### Aim of the exercise
Leave out the images and transcribe the entries below word for word.

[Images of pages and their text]
----

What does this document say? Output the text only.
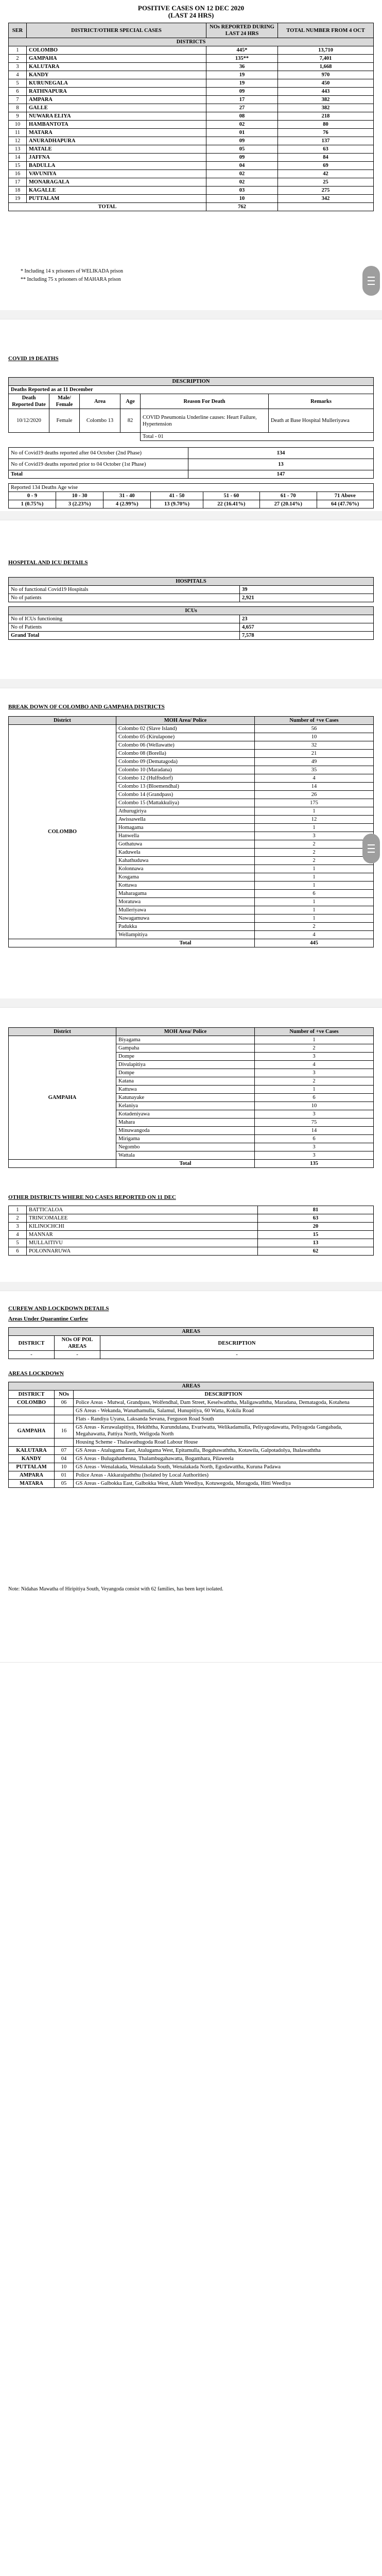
POSITIVE CASES ON 12 DEC 2020
(LAST 24 HRS)
SER	DISTRICT/OTHER SPECIAL CASES	NOs REPORTED DURING LAST 24 HRS	TOTAL NUMBER FROM 4 OCT
DISTRICTS			
1	COLOMBO	445*	13,710
2	GAMPAHA	135**	7,401
3	KALUTARA	36	1,668
4	KANDY	19	970
5	KURUNEGALA	19	450
6	RATHNAPURA	09	443
7	AMPARA	17	382
8	GALLE	27	382
9	NUWARA ELIYA	08	218
10	HAMBANTOTA	02	80
11	MATARA	01	76
12	ANURADHAPURA	09	137
13	MATALE	05	63
14	JAFFNA	09	84
15	BADULLA	04	69
16	VAVUNIYA	02	42
17	MONARAGALA	02	25
18	KAGALLE	03	275
19	PUTTALAM	10	342
TOTAL		762	
* Including 14 x prisoners of WELIKADA prison
** Including 75 x prisoners of MAHARA prison
COVID 19 DEATHS
DESCRIPTION					
Deaths Reported as at 11 December					
Death Reported Date	Male/ Female	Area	Age	Reason For Death	Remarks
10/12/2020	Female	Colombo 13	82	COVID Pneumonia Underline causes: Heart Failure, Hypertension	Death at Base Hospital Mulleriyawa
				Total - 01	
No of Covid19 deaths reported after 04 October (2nd Phase)	134
No of Covid19 deaths reported prior to 04 October (1st Phase)	13
Total	147
Reported 134 Deaths Age wise						
0 - 9	10 - 30	31 - 40	41 - 50	51 - 60	61 - 70	71 Above
1 (0.75%)	3 (2.23%)	4 (2.99%)	13 (9.70%)	22 (16.41%)	27 (20.14%)	64 (47.76%)
HOSPITAL AND ICU DETAILS
HOSPITALS	
No of functional Covid19 Hospitals	39
No of patients	2,921

ICUs	
No of ICUs functioning	23
No of Patients	4,657
Grand Total	7,578
BREAK DOWN OF COLOMBO AND GAMPAHA DISTRICTS
District	MOH Area/ Police	Number of +ve Cases
COLOMBO	Colombo 02 (Slave Island)	56
	Colombo 05 (Kirulapone)	10
	Colombo 06 (Wellawatte)	32
	Colombo 08 (Borella)	21
	Colombo 09 (Dematagoda)	49
	Colombo 10 (Maradana)	35
	Colombo 12 (Hulftsdorf)	4
	Colombo 13 (Bloemendhal)	14
	Colombo 14 (Grandpass)	26
	Colombo 15 (Mattakkuliya)	175
	Athurugiriya	1
	Awissawella	12
	Homagama	1
	Hanwella	3
	Gothatuwa	2
	Kaduwela	2
	Kahathuduwa	2
	Kolonnawa	1
	Kosgama	1
	Kottawa	1
	Maharagama	6
	Moratuwa	1
	Mulleriyawa	1
	Nawagamuwa	1
	Padukka	2
	Wellampitiya	4
	Total	445
District	MOH Area/ Police	Number of +ve Cases
GAMPAHA	Biyagama	1
	Gampaha	2
	Dompe	3
	Divulapitiya	4
	Dompe	3
	Katana	2
	Kattuwa	1
	Katunayake	6
	Kelaniya	10
	Kotadeniyawa	3
	Mahara	75
	Minuwangoda	14
	Mirigama	6
	Negombo	3
	Wattala	3
	Total	135
OTHER DISTRICTS WHERE NO CASES REPORTED ON 11 DEC
1	BATTICALOA	81
2	TRINCOMALEE	63
3	KILINOCHCHI	20
4	MANNAR	15
5	MULLAITIVU	13
6	POLONNARUWA	62
CURFEW AND LOCKDOWN DETAILS
Areas Under Quarantine Curfew
AREAS		
DISTRICT	NOs OF POL AREAS	DESCRIPTION
-	-	-
AREAS LOCKDOWN
AREAS		
DISTRICT	NOs	DESCRIPTION
COLOMBO	06	Police Areas - Mutwal, Grandpass, Wolfendhal, Dam Street, Keselwaththa, Maligawaththa, Maradana, Dematagoda, Kotahena
		GS Areas - Wekanda, Wanathamulla, Salamul, Hunupitiya, 60 Watta, Kokila Road
		Flats - Randiya Uyana, Laksanda Sevana, Ferguson Road South
GAMPAHA	16	GS Areas - Kerawalapitiya, Hekiththa, Kurundulana, Evariwatta, Welikadamulla, Peliyagodawatta, Peliyagoda Gangabada, Megahawatta, Pattiya North, Weligoda North
		Housing Scheme - Thalawathugoda Road Labour House
KALUTARA	07	GS Areas - Atalugama East, Atalugama West, Epitamulla, Bogahawaththa, Kotawila, Galpotadolya, Ihalawaththa
KANDY	04	GS Areas - Bulugahathenna, Thalambugahawatta, Bogamhara, Pilaweela
PUTTALAM	10	GS Areas - Wenalakada, Wenalakada South, Wenalakada North, Egodawattha, Kuruna Padawa
AMPARA	01	Police Areas - Akkaraipaththu (Isolated by Local Authorities)
MATARA	05	GS Areas - Galbokka East, Galbokka West, Aluth Weediya, Kotuwegoda, Moragoda, Hitti Weediya
Note: Nidahas Mawatha of Hiripitiya South, Veyangoda consist with 62 families, has been kept isolated.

----

### Task output
What does this document say? Output the text only.
POSITIVE CASES ON 12 DEC 2020
(LAST 24 HRS)
SER	DISTRICT/OTHER SPECIAL CASES	NOs REPORTED DURING LAST 24 HRS	TOTAL NUMBER FROM 4 OCT
DISTRICTS			
1	COLOMBO	445*	13,710
2	GAMPAHA	135**	7,401
3	KALUTARA	36	1,668
4	KANDY	19	970
5	KURUNEGALA	19	450
6	RATHNAPURA	09	443
7	AMPARA	17	382
8	GALLE	27	382
9	NUWARA ELIYA	08	218
10	HAMBANTOTA	02	80
11	MATARA	01	76
12	ANURADHAPURA	09	137
13	MATALE	05	63
14	JAFFNA	09	84
15	BADULLA	04	69
16	VAVUNIYA	02	42
17	MONARAGALA	02	25
18	KAGALLE	03	275
19	PUTTALAM	10	342
TOTAL		762	
* Including 14 x prisoners of WELIKADA prison
** Including 75 x prisoners of MAHARA prison
COVID 19 DEATHS
DESCRIPTION					
Deaths Reported as at 11 December					
Death Reported Date	Male/ Female	Area	Age	Reason For Death	Remarks
10/12/2020	Female	Colombo 13	82	COVID Pneumonia Underline causes: Heart Failure, Hypertension	Death at Base Hospital Mulleriyawa
				Total - 01	
No of Covid19 deaths reported after 04 October (2nd Phase)	134
No of Covid19 deaths reported prior to 04 October (1st Phase)	13
Total	147
Reported 134 Deaths Age wise						
0 - 9	10 - 30	31 - 40	41 - 50	51 - 60	61 - 70	71 Above
1 (0.75%)	3 (2.23%)	4 (2.99%)	13 (9.70%)	22 (16.41%)	27 (20.14%)	64 (47.76%)
HOSPITAL AND ICU DETAILS
HOSPITALS	
No of functional Covid19 Hospitals	39
No of patients	2,921

ICUs	
No of ICUs functioning	23
No of Patients	4,657
Grand Total	7,578
BREAK DOWN OF COLOMBO AND GAMPAHA DISTRICTS
District	MOH Area/ Police	Number of +ve Cases
COLOMBO	Colombo 02 (Slave Island)	56
	Colombo 05 (Kirulapone)	10
	Colombo 06 (Wellawatte)	32
	Colombo 08 (Borella)	21
	Colombo 09 (Dematagoda)	49
	Colombo 10 (Maradana)	35
	Colombo 12 (Hulftsdorf)	4
	Colombo 13 (Bloemendhal)	14
	Colombo 14 (Grandpass)	26
	Colombo 15 (Mattakkuliya)	175
	Athurugiriya	1
	Awissawella	12
	Homagama	1
	Hanwella	3
	Gothatuwa	2
	Kaduwela	2
	Kahathuduwa	2
	Kolonnawa	1
	Kosgama	1
	Kottawa	1
	Maharagama	6
	Moratuwa	1
	Mulleriyawa	1
	Nawagamuwa	1
	Padukka	2
	Wellampitiya	4
	Total	445
District	MOH Area/ Police	Number of +ve Cases
GAMPAHA	Biyagama	1
	Gampaha	2
	Dompe	3
	Divulapitiya	4
	Dompe	3
	Katana	2
	Kattuwa	1
	Katunayake	6
	Kelaniya	10
	Kotadeniyawa	3
	Mahara	75
	Minuwangoda	14
	Mirigama	6
	Negombo	3
	Wattala	3
	Total	135
OTHER DISTRICTS WHERE NO CASES REPORTED ON 11 DEC
1	BATTICALOA	81
2	TRINCOMALEE	63
3	KILINOCHCHI	20
4	MANNAR	15
5	MULLAITIVU	13
6	POLONNARUWA	62
CURFEW AND LOCKDOWN DETAILS
Areas Under Quarantine Curfew
AREAS		
DISTRICT	NOs OF POL AREAS	DESCRIPTION
-	-	-
AREAS LOCKDOWN
AREAS		
DISTRICT	NOs	DESCRIPTION
COLOMBO	06	Police Areas - Mutwal, Grandpass, Wolfendhal, Dam Street, Keselwaththa, Maligawaththa, Maradana, Dematagoda, Kotahena
		GS Areas - Wekanda, Wanathamulla, Salamul, Hunupitiya, 60 Watta, Kokila Road
		Flats - Randiya Uyana, Laksanda Sevana, Ferguson Road South
GAMPAHA	16	GS Areas - Kerawalapitiya, Hekiththa, Kurundulana, Evariwatta, Welikadamulla, Peliyagodawatta, Peliyagoda Gangabada, Megahawatta, Pattiya North, Weligoda North
		Housing Scheme - Thalawathugoda Road Labour House
KALUTARA	07	GS Areas - Atalugama East, Atalugama West, Epitamulla, Bogahawaththa, Kotawila, Galpotadolya, Ihalawaththa
KANDY	04	GS Areas - Bulugahathenna, Thalambugahawatta, Bogamhara, Pilaweela
PUTTALAM	10	GS Areas - Wenalakada, Wenalakada South, Wenalakada North, Egodawattha, Kuruna Padawa
AMPARA	01	Police Areas - Akkaraipaththu (Isolated by Local Authorities)
MATARA	05	GS Areas - Galbokka East, Galbokka West, Aluth Weediya, Kotuwegoda, Moragoda, Hitti Weediya
Note: Nidahas Mawatha of Hiripitiya South, Veyangoda consist with 62 families, has been kept isolated.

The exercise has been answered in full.